» **Aim of the exercise**
Write out the whole listing again, exactly as given.

A block of data
<<<<

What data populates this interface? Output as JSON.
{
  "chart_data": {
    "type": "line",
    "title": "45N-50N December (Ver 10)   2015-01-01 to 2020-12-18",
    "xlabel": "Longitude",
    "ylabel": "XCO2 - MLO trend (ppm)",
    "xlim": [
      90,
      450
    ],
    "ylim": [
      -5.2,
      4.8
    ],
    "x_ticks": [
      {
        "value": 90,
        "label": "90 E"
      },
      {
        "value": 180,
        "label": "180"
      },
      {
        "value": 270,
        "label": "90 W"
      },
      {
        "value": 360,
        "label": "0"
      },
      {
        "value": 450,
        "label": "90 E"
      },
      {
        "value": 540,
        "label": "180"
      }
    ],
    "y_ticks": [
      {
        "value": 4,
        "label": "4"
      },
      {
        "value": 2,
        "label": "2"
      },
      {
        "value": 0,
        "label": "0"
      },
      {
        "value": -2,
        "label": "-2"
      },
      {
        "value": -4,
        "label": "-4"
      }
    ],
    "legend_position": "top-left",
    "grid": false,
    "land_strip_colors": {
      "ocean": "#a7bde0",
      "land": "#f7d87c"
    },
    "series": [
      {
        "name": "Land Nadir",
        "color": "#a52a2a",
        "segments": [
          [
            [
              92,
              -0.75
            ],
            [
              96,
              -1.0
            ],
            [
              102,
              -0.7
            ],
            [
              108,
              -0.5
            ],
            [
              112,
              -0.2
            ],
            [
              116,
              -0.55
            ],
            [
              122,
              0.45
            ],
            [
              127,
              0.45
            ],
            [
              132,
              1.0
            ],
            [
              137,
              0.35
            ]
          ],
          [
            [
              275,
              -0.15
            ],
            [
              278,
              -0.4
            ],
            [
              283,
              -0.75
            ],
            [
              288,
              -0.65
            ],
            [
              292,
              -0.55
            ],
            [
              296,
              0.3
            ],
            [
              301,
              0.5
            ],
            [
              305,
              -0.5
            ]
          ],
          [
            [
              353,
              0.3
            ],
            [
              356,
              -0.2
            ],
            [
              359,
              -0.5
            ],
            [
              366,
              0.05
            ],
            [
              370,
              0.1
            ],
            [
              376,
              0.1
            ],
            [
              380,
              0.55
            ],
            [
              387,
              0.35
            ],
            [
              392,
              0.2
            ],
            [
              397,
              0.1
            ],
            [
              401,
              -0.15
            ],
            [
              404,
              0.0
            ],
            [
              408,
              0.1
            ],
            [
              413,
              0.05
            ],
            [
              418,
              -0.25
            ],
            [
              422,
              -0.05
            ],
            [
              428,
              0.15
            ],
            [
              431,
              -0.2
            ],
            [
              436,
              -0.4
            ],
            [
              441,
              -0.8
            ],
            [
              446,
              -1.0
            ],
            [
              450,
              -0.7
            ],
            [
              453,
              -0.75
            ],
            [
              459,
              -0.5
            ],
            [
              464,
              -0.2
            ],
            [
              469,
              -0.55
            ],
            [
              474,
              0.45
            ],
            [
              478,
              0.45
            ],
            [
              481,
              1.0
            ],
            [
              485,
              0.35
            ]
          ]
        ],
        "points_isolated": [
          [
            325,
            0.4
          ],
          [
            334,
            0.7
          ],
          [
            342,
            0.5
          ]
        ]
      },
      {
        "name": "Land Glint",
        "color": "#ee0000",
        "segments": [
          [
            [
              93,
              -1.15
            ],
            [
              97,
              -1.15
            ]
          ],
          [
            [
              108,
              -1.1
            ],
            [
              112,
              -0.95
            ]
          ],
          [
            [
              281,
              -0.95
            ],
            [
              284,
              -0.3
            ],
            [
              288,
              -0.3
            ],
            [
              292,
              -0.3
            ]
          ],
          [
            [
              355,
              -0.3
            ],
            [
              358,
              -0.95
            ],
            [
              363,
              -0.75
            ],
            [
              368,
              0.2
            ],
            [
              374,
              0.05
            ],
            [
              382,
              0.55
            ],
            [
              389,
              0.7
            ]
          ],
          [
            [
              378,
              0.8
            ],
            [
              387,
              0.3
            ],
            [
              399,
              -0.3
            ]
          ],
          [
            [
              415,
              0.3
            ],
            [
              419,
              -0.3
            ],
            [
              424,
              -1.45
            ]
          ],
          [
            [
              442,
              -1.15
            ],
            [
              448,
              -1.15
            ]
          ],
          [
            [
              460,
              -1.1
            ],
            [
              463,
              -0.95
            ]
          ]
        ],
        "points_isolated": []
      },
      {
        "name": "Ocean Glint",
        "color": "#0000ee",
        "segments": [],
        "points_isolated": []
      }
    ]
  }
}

>>>>

» **Result below**
What data populates this interface? Output as JSON.
{
  "chart_data": {
    "type": "line",
    "title": "45N-50N December (Ver 10)   2015-01-01 to 2020-12-18",
    "xlabel": "Longitude",
    "ylabel": "XCO2 - MLO trend (ppm)",
    "xlim": [
      90,
      450
    ],
    "ylim": [
      -5.2,
      4.8
    ],
    "x_ticks": [
      {
        "value": 90,
        "label": "90 E"
      },
      {
        "value": 180,
        "label": "180"
      },
      {
        "value": 270,
        "label": "90 W"
      },
      {
        "value": 360,
        "label": "0"
      },
      {
        "value": 450,
        "label": "90 E"
      },
      {
        "value": 540,
        "label": "180"
      }
    ],
    "y_ticks": [
      {
        "value": 4,
        "label": "4"
      },
      {
        "value": 2,
        "label": "2"
      },
      {
        "value": 0,
        "label": "0"
      },
      {
        "value": -2,
        "label": "-2"
      },
      {
        "value": -4,
        "label": "-4"
      }
    ],
    "legend_position": "top-left",
    "grid": false,
    "land_strip_colors": {
      "ocean": "#a7bde0",
      "land": "#f7d87c"
    },
    "series": [
      {
        "name": "Land Nadir",
        "color": "#a52a2a",
        "segments": [
          [
            [
              92,
              -0.75
            ],
            [
              96,
              -1.0
            ],
            [
              102,
              -0.7
            ],
            [
              108,
              -0.5
            ],
            [
              112,
              -0.2
            ],
            [
              116,
              -0.55
            ],
            [
              122,
              0.45
            ],
            [
              127,
              0.45
            ],
            [
              132,
              1.0
            ],
            [
              137,
              0.35
            ]
          ],
          [
            [
              275,
              -0.15
            ],
            [
              278,
              -0.4
            ],
            [
              283,
              -0.75
            ],
            [
              288,
              -0.65
            ],
            [
              292,
              -0.55
            ],
            [
              296,
              0.3
            ],
            [
              301,
              0.5
            ],
            [
              305,
              -0.5
            ]
          ],
          [
            [
              353,
              0.3
            ],
            [
              356,
              -0.2
            ],
            [
              359,
              -0.5
            ],
            [
              366,
              0.05
            ],
            [
              370,
              0.1
            ],
            [
              376,
              0.1
            ],
            [
              380,
              0.55
            ],
            [
              387,
              0.35
            ],
            [
              392,
              0.2
            ],
            [
              397,
              0.1
            ],
            [
              401,
              -0.15
            ],
            [
              404,
              0.0
            ],
            [
              408,
              0.1
            ],
            [
              413,
              0.05
            ],
            [
              418,
              -0.25
            ],
            [
              422,
              -0.05
            ],
            [
              428,
              0.15
            ],
            [
              431,
              -0.2
            ],
            [
              436,
              -0.4
            ],
            [
              441,
              -0.8
            ],
            [
              446,
              -1.0
            ],
            [
              450,
              -0.7
            ],
            [
              453,
              -0.75
            ],
            [
              459,
              -0.5
            ],
            [
              464,
              -0.2
            ],
            [
              469,
              -0.55
            ],
            [
              474,
              0.45
            ],
            [
              478,
              0.45
            ],
            [
              481,
              1.0
            ],
            [
              485,
              0.35
            ]
          ]
        ],
        "points_isolated": [
          [
            325,
            0.4
          ],
          [
            334,
            0.7
          ],
          [
            342,
            0.5
          ]
        ]
      },
      {
        "name": "Land Glint",
        "color": "#ee0000",
        "segments": [
          [
            [
              93,
              -1.15
            ],
            [
              97,
              -1.15
            ]
          ],
          [
            [
              108,
              -1.1
            ],
            [
              112,
              -0.95
            ]
          ],
          [
            [
              281,
              -0.95
            ],
            [
              284,
              -0.3
            ],
            [
              288,
              -0.3
            ],
            [
              292,
              -0.3
            ]
          ],
          [
            [
              355,
              -0.3
            ],
            [
              358,
              -0.95
            ],
            [
              363,
              -0.75
            ],
            [
              368,
              0.2
            ],
            [
              374,
              0.05
            ],
            [
              382,
              0.55
            ],
            [
              389,
              0.7
            ]
          ],
          [
            [
              378,
              0.8
            ],
            [
              387,
              0.3
            ],
            [
              399,
              -0.3
            ]
          ],
          [
            [
              415,
              0.3
            ],
            [
              419,
              -0.3
            ],
            [
              424,
              -1.45
            ]
          ],
          [
            [
              442,
              -1.15
            ],
            [
              448,
              -1.15
            ]
          ],
          [
            [
              460,
              -1.1
            ],
            [
              463,
              -0.95
            ]
          ]
        ],
        "points_isolated": []
      },
      {
        "name": "Ocean Glint",
        "color": "#0000ee",
        "segments": [],
        "points_isolated": []
      }
    ]
  }
}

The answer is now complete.